Figure content listings

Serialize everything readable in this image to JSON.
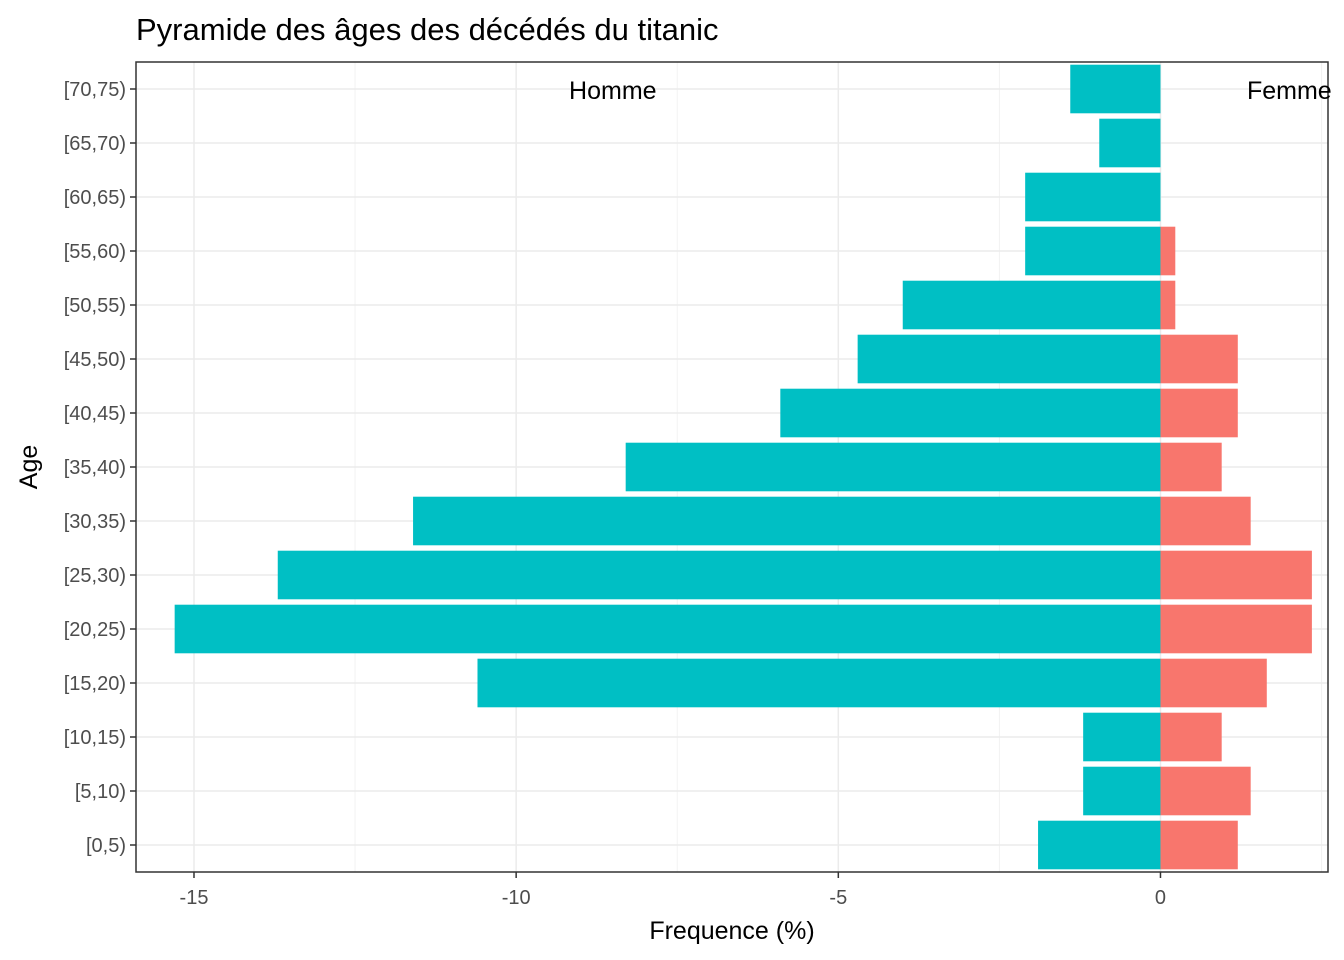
{
  "chart_data": {
    "type": "bar",
    "orientation": "horizontal",
    "title": "Pyramide des âges des décédés du titanic",
    "xlabel": "Frequence (%)",
    "ylabel": "Age",
    "xlim": [
      -15.9,
      2.6
    ],
    "xticks": [
      -15,
      -10,
      -5,
      0
    ],
    "xtick_labels": [
      "-15",
      "-10",
      "-5",
      "0"
    ],
    "categories": [
      "[0,5)",
      "[5,10)",
      "[10,15)",
      "[15,20)",
      "[20,25)",
      "[25,30)",
      "[30,35)",
      "[35,40)",
      "[40,45)",
      "[45,50)",
      "[50,55)",
      "[55,60)",
      "[60,65)",
      "[65,70)",
      "[70,75)"
    ],
    "series": [
      {
        "name": "Homme",
        "color": "#00BFC4",
        "values": [
          -1.9,
          -1.2,
          -1.2,
          -10.6,
          -15.3,
          -13.7,
          -11.6,
          -8.3,
          -5.9,
          -4.7,
          -4.0,
          -2.1,
          -2.1,
          -0.95,
          -1.4
        ]
      },
      {
        "name": "Femme",
        "color": "#F8766D",
        "values": [
          1.2,
          1.4,
          0.95,
          1.65,
          2.35,
          2.35,
          1.4,
          0.95,
          1.2,
          1.2,
          0.23,
          0.23,
          0,
          0,
          0
        ]
      }
    ],
    "annotations": [
      "Homme",
      "Femme"
    ],
    "grid": true,
    "legend": "none"
  }
}
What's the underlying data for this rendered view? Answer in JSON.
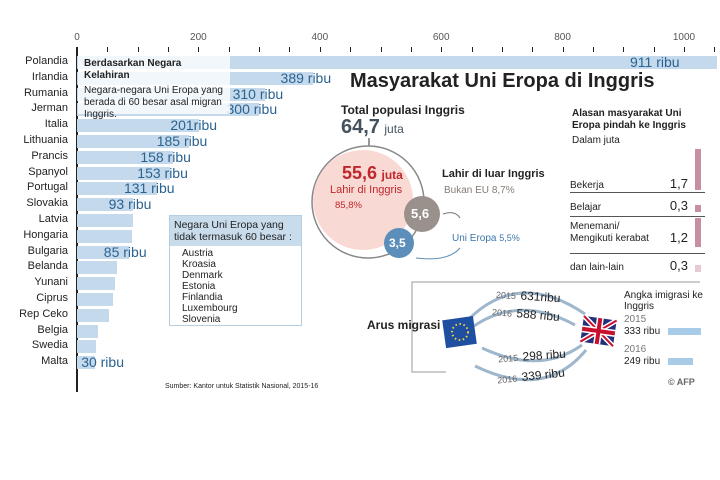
{
  "chart_data": {
    "type": "bar",
    "title": "Berdasarkan Negara Kelahiran",
    "subtitle": "Negara-negara Uni Eropa yang berada di 60 besar asal migran Inggris.",
    "xlim": [
      0,
      1000
    ],
    "xticks": [
      "0",
      "200",
      "400",
      "600",
      "800",
      "1000"
    ],
    "categories": [
      "Polandia",
      "Irlandia",
      "Rumania",
      "Jerman",
      "Italia",
      "Lithuania",
      "Prancis",
      "Spanyol",
      "Portugal",
      "Slovakia",
      "Latvia",
      "Hongaria",
      "Bulgaria",
      "Belanda",
      "Yunani",
      "Ciprus",
      "Rep Ceko",
      "Belgia",
      "Swedia",
      "Malta"
    ],
    "values": [
      911,
      389,
      310,
      300,
      201,
      185,
      158,
      153,
      131,
      93,
      92,
      91,
      85,
      66,
      62,
      60,
      52,
      34,
      32,
      30
    ],
    "labels": [
      "911 ribu",
      "389 ribu",
      "310 ribu",
      "300 ribu",
      "201ribu",
      "185 ribu",
      "158 ribu",
      "153 ribu",
      "131 ribu",
      "93 ribu",
      "",
      "",
      "85 ribu",
      "",
      "",
      "",
      "",
      "",
      "",
      "30 ribu"
    ]
  },
  "not_top60": {
    "title": "Negara Uni Eropa yang tidak termasuk 60 besar :",
    "items": [
      "Austria",
      "Kroasia",
      "Denmark",
      "Estonia",
      "Finlandia",
      "Luxembourg",
      "Slovenia"
    ]
  },
  "source": "Sumber: Kantor untuk Statistik Nasional, 2015-16",
  "main_title": "Masyarakat Uni Eropa di Inggris",
  "population": {
    "label": "Total populasi Inggris",
    "value": "64,7",
    "unit": "juta",
    "born_uk_value": "55,6",
    "born_uk_unit": "juta",
    "born_uk_label": "Lahir di Inggris",
    "born_uk_pct": "85,8%",
    "born_abroad_label": "Lahir di luar Inggris",
    "non_eu_label": "Bukan EU",
    "non_eu_pct": "8,7%",
    "non_eu_value": "5,6",
    "eu_label": "Uni Eropa",
    "eu_pct": "5,5%",
    "eu_value": "3,5"
  },
  "reasons": {
    "title": "Alasan masyarakat Uni Eropa pindah ke Inggris",
    "unit": "Dalam juta",
    "rows": [
      {
        "label": "Bekerja",
        "value": "1,7",
        "num": 1.7
      },
      {
        "label": "Belajar",
        "value": "0,3",
        "num": 0.3
      },
      {
        "label": "Menemani/ Mengikuti kerabat",
        "value": "1,2",
        "num": 1.2
      },
      {
        "label": "dan lain-lain",
        "value": "0,3",
        "num": 0.3
      }
    ]
  },
  "migration": {
    "title": "Arus migrasi",
    "in_2015": "631ribu",
    "in_2016": "588 ribu",
    "out_2015": "298 ribu",
    "out_2016": "339 ribu",
    "y2015": "2015",
    "y2016": "2016",
    "legend_title": "Angka imigrasi ke Inggris",
    "net": [
      {
        "year": "2015",
        "value": "333 ribu",
        "num": 333
      },
      {
        "year": "2016",
        "value": "249 ribu",
        "num": 249
      }
    ]
  },
  "credit": "© AFP",
  "colors": {
    "bar": "#c5d9ec",
    "value": "#2a6392",
    "red": "#c0272d",
    "pink": "#f9d9d3",
    "grey": "#9b918c",
    "blue": "#5b8fb9",
    "reason": "#c68fa2"
  }
}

» Objective:
With the pictures left out, transcribe the material exactly.

» Correct result:
Serialize everything readable in this image to JSON.
{
  "chart_data": {
    "type": "bar",
    "orientation": "horizontal",
    "title": "Pyramide des âges des décédés du titanic",
    "xlabel": "Frequence (%)",
    "ylabel": "Age",
    "xlim": [
      -15.9,
      2.6
    ],
    "xticks": [
      -15,
      -10,
      -5,
      0
    ],
    "xtick_labels": [
      "-15",
      "-10",
      "-5",
      "0"
    ],
    "categories": [
      "[0,5)",
      "[5,10)",
      "[10,15)",
      "[15,20)",
      "[20,25)",
      "[25,30)",
      "[30,35)",
      "[35,40)",
      "[40,45)",
      "[45,50)",
      "[50,55)",
      "[55,60)",
      "[60,65)",
      "[65,70)",
      "[70,75)"
    ],
    "series": [
      {
        "name": "Homme",
        "color": "#00BFC4",
        "values": [
          -1.9,
          -1.2,
          -1.2,
          -10.6,
          -15.3,
          -13.7,
          -11.6,
          -8.3,
          -5.9,
          -4.7,
          -4.0,
          -2.1,
          -2.1,
          -0.95,
          -1.4
        ]
      },
      {
        "name": "Femme",
        "color": "#F8766D",
        "values": [
          1.2,
          1.4,
          0.95,
          1.65,
          2.35,
          2.35,
          1.4,
          0.95,
          1.2,
          1.2,
          0.23,
          0.23,
          0,
          0,
          0
        ]
      }
    ],
    "annotations": [
      "Homme",
      "Femme"
    ],
    "grid": true,
    "legend": "none"
  }
}
What's the underlying data for this rendered view? Answer in JSON.
{
  "chart_data": {
    "type": "bar",
    "title": "Berdasarkan Negara Kelahiran",
    "subtitle": "Negara-negara Uni Eropa yang berada di 60 besar asal migran Inggris.",
    "xlim": [
      0,
      1000
    ],
    "xticks": [
      "0",
      "200",
      "400",
      "600",
      "800",
      "1000"
    ],
    "categories": [
      "Polandia",
      "Irlandia",
      "Rumania",
      "Jerman",
      "Italia",
      "Lithuania",
      "Prancis",
      "Spanyol",
      "Portugal",
      "Slovakia",
      "Latvia",
      "Hongaria",
      "Bulgaria",
      "Belanda",
      "Yunani",
      "Ciprus",
      "Rep Ceko",
      "Belgia",
      "Swedia",
      "Malta"
    ],
    "values": [
      911,
      389,
      310,
      300,
      201,
      185,
      158,
      153,
      131,
      93,
      92,
      91,
      85,
      66,
      62,
      60,
      52,
      34,
      32,
      30
    ],
    "labels": [
      "911 ribu",
      "389 ribu",
      "310 ribu",
      "300 ribu",
      "201ribu",
      "185 ribu",
      "158 ribu",
      "153 ribu",
      "131 ribu",
      "93 ribu",
      "",
      "",
      "85 ribu",
      "",
      "",
      "",
      "",
      "",
      "",
      "30 ribu"
    ]
  },
  "not_top60": {
    "title": "Negara Uni Eropa yang tidak termasuk 60 besar :",
    "items": [
      "Austria",
      "Kroasia",
      "Denmark",
      "Estonia",
      "Finlandia",
      "Luxembourg",
      "Slovenia"
    ]
  },
  "source": "Sumber: Kantor untuk Statistik Nasional, 2015-16",
  "main_title": "Masyarakat Uni Eropa di Inggris",
  "population": {
    "label": "Total populasi Inggris",
    "value": "64,7",
    "unit": "juta",
    "born_uk_value": "55,6",
    "born_uk_unit": "juta",
    "born_uk_label": "Lahir di Inggris",
    "born_uk_pct": "85,8%",
    "born_abroad_label": "Lahir di luar Inggris",
    "non_eu_label": "Bukan EU",
    "non_eu_pct": "8,7%",
    "non_eu_value": "5,6",
    "eu_label": "Uni Eropa",
    "eu_pct": "5,5%",
    "eu_value": "3,5"
  },
  "reasons": {
    "title": "Alasan masyarakat Uni Eropa pindah ke Inggris",
    "unit": "Dalam juta",
    "rows": [
      {
        "label": "Bekerja",
        "value": "1,7",
        "num": 1.7
      },
      {
        "label": "Belajar",
        "value": "0,3",
        "num": 0.3
      },
      {
        "label": "Menemani/ Mengikuti kerabat",
        "value": "1,2",
        "num": 1.2
      },
      {
        "label": "dan lain-lain",
        "value": "0,3",
        "num": 0.3
      }
    ]
  },
  "migration": {
    "title": "Arus migrasi",
    "in_2015": "631ribu",
    "in_2016": "588 ribu",
    "out_2015": "298 ribu",
    "out_2016": "339 ribu",
    "y2015": "2015",
    "y2016": "2016",
    "legend_title": "Angka imigrasi ke Inggris",
    "net": [
      {
        "year": "2015",
        "value": "333 ribu",
        "num": 333
      },
      {
        "year": "2016",
        "value": "249 ribu",
        "num": 249
      }
    ]
  },
  "credit": "© AFP",
  "colors": {
    "bar": "#c5d9ec",
    "value": "#2a6392",
    "red": "#c0272d",
    "pink": "#f9d9d3",
    "grey": "#9b918c",
    "blue": "#5b8fb9",
    "reason": "#c68fa2"
  }
}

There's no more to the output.